EXTRACT PROVIDED —
----------

Indian Bharatanatyam dancer (born 1982)

Mithun Shyam (born 11 June 1982) is an Indian Bharatanatyam dancer, choreographer and teacher based in Bengaluru. He has contributed to social and gender-based themes through classical dance.

==Career==
Shyam is a student of Guru Padmini Ramachandran and is trained in the Vazhuvoor style of Bharatanatyam. He is an 'A' graded artiste of Doordarshan and is also empanelled with the Indian Council for Cultural Relations. His dance productions include Purushantaragatah, Shyama Sundari, Manaha, 18 Golden Steps, Bibi Nachiyar, Gandarva Abhinaya, etc. He established the dance institution Vaishnavi Natyashala, in Bengaluru in 1998.

----------

RECORD EXTRACTS —
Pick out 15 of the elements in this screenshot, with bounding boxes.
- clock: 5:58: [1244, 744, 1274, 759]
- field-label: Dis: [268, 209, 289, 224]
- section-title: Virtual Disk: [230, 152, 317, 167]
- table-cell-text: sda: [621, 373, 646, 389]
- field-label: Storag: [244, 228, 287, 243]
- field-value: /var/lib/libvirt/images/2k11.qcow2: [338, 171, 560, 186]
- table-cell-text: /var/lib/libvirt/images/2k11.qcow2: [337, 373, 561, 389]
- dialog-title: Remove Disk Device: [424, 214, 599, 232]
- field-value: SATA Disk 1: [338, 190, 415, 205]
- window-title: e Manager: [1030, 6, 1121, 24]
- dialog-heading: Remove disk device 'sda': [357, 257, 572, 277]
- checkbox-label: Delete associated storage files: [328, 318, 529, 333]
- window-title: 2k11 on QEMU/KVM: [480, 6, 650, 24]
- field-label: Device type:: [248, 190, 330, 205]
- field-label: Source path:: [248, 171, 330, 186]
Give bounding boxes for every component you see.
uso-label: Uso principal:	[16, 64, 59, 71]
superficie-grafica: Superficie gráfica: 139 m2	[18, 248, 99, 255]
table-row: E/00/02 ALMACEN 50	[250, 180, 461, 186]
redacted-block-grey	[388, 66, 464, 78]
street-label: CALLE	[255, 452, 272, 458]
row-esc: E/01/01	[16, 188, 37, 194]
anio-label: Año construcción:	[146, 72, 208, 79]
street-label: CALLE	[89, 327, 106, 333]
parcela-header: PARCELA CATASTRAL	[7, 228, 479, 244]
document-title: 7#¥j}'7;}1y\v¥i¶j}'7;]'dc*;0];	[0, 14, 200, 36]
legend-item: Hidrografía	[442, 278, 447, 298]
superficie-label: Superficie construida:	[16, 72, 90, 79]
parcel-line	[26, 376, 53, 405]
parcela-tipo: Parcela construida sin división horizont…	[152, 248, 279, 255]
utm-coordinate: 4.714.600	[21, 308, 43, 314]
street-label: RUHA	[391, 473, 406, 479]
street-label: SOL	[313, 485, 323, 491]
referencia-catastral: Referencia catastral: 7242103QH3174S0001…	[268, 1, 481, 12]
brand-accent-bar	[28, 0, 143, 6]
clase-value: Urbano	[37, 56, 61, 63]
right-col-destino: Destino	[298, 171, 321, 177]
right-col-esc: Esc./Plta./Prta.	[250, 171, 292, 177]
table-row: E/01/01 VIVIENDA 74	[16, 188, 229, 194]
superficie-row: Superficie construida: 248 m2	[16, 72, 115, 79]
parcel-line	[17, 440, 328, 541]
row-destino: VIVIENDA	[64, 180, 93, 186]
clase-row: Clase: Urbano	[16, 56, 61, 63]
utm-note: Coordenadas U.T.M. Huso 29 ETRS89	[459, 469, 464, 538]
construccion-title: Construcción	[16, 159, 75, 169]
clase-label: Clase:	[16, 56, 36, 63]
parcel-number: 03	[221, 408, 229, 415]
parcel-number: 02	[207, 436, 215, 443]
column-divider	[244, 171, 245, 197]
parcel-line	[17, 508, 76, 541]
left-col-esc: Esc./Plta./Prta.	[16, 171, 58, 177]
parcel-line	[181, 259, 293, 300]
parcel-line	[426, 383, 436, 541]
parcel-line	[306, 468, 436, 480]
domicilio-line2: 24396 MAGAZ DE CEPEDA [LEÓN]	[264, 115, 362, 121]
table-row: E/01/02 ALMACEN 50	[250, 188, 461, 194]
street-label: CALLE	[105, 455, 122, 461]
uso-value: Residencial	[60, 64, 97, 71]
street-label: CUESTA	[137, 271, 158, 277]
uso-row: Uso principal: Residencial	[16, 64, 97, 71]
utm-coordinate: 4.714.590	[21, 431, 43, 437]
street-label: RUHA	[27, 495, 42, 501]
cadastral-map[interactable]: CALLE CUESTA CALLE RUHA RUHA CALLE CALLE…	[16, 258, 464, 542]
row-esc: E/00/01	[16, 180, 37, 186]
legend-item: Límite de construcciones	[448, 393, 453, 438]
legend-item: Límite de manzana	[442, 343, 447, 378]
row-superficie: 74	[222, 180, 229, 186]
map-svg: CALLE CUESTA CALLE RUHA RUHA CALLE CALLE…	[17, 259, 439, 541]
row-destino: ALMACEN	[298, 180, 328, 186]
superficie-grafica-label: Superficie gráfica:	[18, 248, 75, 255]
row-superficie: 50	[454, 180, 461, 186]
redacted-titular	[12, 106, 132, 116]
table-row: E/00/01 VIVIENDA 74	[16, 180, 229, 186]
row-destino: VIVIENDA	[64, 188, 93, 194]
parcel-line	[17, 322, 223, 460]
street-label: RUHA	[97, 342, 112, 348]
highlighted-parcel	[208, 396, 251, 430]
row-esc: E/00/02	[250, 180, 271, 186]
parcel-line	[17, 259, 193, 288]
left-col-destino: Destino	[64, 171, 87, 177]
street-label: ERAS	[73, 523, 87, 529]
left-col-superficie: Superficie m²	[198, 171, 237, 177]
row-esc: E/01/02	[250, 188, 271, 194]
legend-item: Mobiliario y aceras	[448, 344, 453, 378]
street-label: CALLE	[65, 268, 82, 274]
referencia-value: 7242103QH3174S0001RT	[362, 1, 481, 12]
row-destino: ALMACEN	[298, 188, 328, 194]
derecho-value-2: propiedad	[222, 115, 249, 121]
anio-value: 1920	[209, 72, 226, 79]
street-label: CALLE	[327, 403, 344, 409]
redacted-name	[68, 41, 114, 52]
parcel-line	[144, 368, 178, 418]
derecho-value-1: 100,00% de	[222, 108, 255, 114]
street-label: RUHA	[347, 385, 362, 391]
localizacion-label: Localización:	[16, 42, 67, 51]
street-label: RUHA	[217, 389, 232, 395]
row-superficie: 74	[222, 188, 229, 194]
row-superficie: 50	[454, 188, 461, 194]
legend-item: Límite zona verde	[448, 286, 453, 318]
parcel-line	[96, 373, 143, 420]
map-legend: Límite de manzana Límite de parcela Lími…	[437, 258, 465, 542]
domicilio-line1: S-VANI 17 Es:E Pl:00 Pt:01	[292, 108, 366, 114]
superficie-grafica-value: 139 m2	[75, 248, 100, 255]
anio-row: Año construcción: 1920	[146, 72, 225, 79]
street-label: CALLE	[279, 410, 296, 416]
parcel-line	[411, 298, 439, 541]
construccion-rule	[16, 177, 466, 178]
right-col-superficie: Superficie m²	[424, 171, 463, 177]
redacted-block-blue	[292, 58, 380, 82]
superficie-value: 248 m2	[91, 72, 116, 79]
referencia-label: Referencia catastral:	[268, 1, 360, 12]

----------

EXERCISE DESCRIPTION —
Transcribe the stretch of the text on the Bharatanatyam dancer from "Mithun Shyam (born" through "through classical dance.", copying it character for character.

TASK ANSWER —
Mithun Shyam (born 11 June 1982) is an Indian Bharatanatyam dancer, choreographer and teacher based in Bengaluru. He has contributed to social and gender-based themes through classical dance.